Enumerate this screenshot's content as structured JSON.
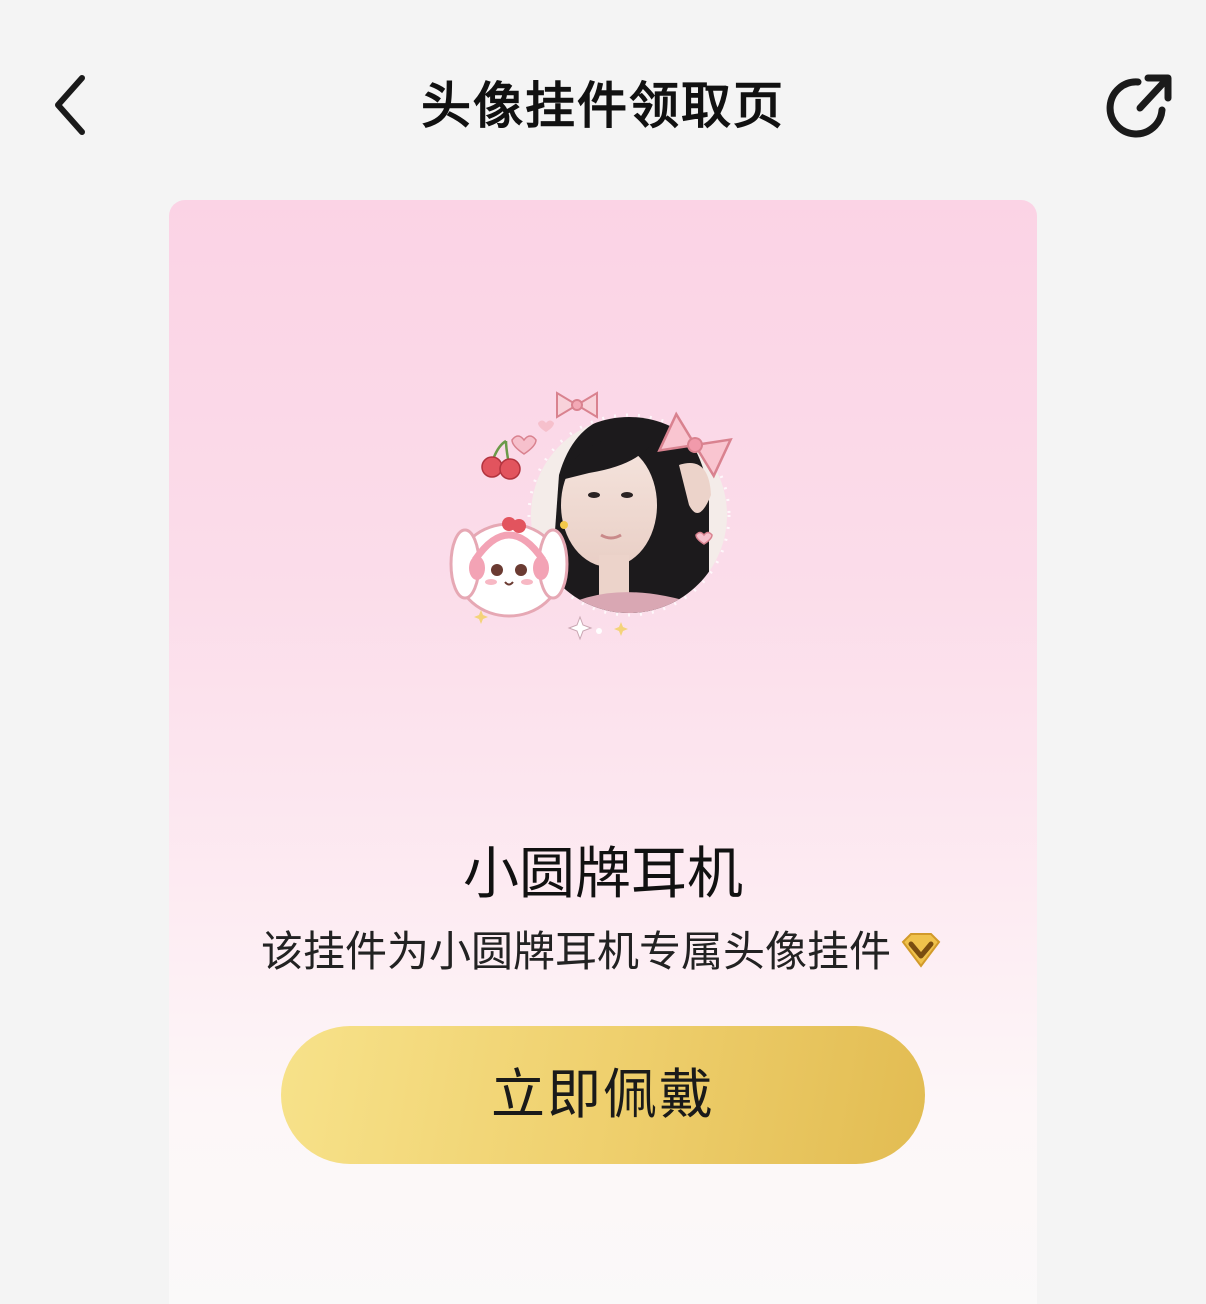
{
  "header": {
    "title": "头像挂件领取页",
    "back_icon": "chevron-left-icon",
    "share_icon": "share-external-icon"
  },
  "pendant": {
    "name": "小圆牌耳机",
    "description": "该挂件为小圆牌耳机专属头像挂件",
    "badge_icon": "vip-diamond-icon",
    "wear_button_label": "立即佩戴"
  },
  "colors": {
    "background": "#f4f4f4",
    "card_top": "#fbd3e5",
    "card_bottom": "#faf9f9",
    "button_gold": "#efd06e",
    "badge_gold": "#e8b43c"
  }
}
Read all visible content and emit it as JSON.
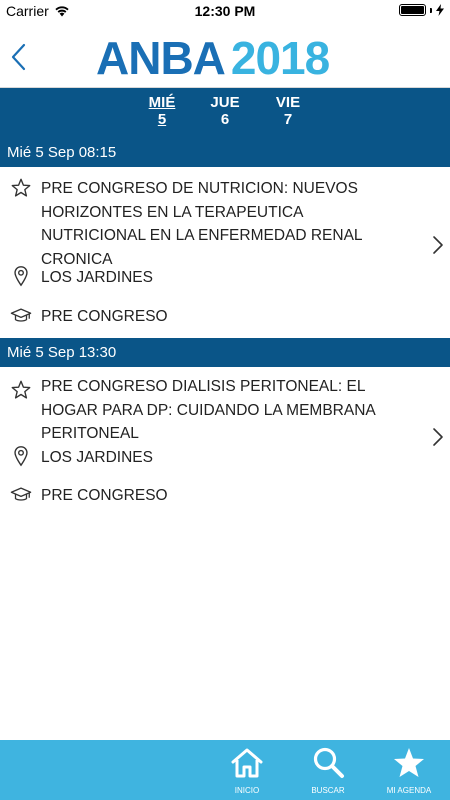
{
  "status_bar": {
    "carrier": "Carrier",
    "time": "12:30 PM"
  },
  "header": {
    "logo_main": "ANBA",
    "logo_year": "2018"
  },
  "day_tabs": [
    {
      "day": "MIÉ",
      "num": "5",
      "active": true
    },
    {
      "day": "JUE",
      "num": "6",
      "active": false
    },
    {
      "day": "VIE",
      "num": "7",
      "active": false
    }
  ],
  "sessions": [
    {
      "datetime": "Mié 5 Sep 08:15",
      "title": "PRE CONGRESO DE NUTRICION: NUEVOS HORIZONTES EN LA TERAPEUTICA NUTRICIONAL EN LA ENFERMEDAD RENAL CRONICA",
      "location": "LOS JARDINES",
      "type": "PRE CONGRESO"
    },
    {
      "datetime": "Mié 5 Sep 13:30",
      "title": "PRE CONGRESO DIALISIS PERITONEAL: EL HOGAR PARA DP: CUIDANDO LA MEMBRANA PERITONEAL",
      "location": "LOS JARDINES",
      "type": "PRE CONGRESO"
    }
  ],
  "bottom_nav": [
    {
      "label": "INICIO",
      "icon": "home-icon"
    },
    {
      "label": "BUSCAR",
      "icon": "search-icon"
    },
    {
      "label": "MI AGENDA",
      "icon": "star-icon"
    }
  ],
  "colors": {
    "primary_dark": "#0a5588",
    "accent": "#3fb4e0",
    "logo_blue": "#1a6fb5"
  }
}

+++

Copy every line of the data word for word, omitting the images.

Enumerate this screenshot's content as structured JSON.
{
  "header": {
    "title": "头像挂件领取页",
    "back_icon": "chevron-left-icon",
    "share_icon": "share-external-icon"
  },
  "pendant": {
    "name": "小圆牌耳机",
    "description": "该挂件为小圆牌耳机专属头像挂件",
    "badge_icon": "vip-diamond-icon",
    "wear_button_label": "立即佩戴"
  },
  "colors": {
    "background": "#f4f4f4",
    "card_top": "#fbd3e5",
    "card_bottom": "#faf9f9",
    "button_gold": "#efd06e",
    "badge_gold": "#e8b43c"
  }
}
Read all visible content and emit it as JSON.
{
  "status_bar": {
    "carrier": "Carrier",
    "time": "12:30 PM"
  },
  "header": {
    "logo_main": "ANBA",
    "logo_year": "2018"
  },
  "day_tabs": [
    {
      "day": "MIÉ",
      "num": "5",
      "active": true
    },
    {
      "day": "JUE",
      "num": "6",
      "active": false
    },
    {
      "day": "VIE",
      "num": "7",
      "active": false
    }
  ],
  "sessions": [
    {
      "datetime": "Mié 5 Sep 08:15",
      "title": "PRE CONGRESO DE NUTRICION: NUEVOS HORIZONTES EN LA TERAPEUTICA NUTRICIONAL EN LA ENFERMEDAD RENAL CRONICA",
      "location": "LOS JARDINES",
      "type": "PRE CONGRESO"
    },
    {
      "datetime": "Mié 5 Sep 13:30",
      "title": "PRE CONGRESO DIALISIS PERITONEAL: EL HOGAR PARA DP: CUIDANDO LA MEMBRANA PERITONEAL",
      "location": "LOS JARDINES",
      "type": "PRE CONGRESO"
    }
  ],
  "bottom_nav": [
    {
      "label": "INICIO",
      "icon": "home-icon"
    },
    {
      "label": "BUSCAR",
      "icon": "search-icon"
    },
    {
      "label": "MI AGENDA",
      "icon": "star-icon"
    }
  ],
  "colors": {
    "primary_dark": "#0a5588",
    "accent": "#3fb4e0",
    "logo_blue": "#1a6fb5"
  }
}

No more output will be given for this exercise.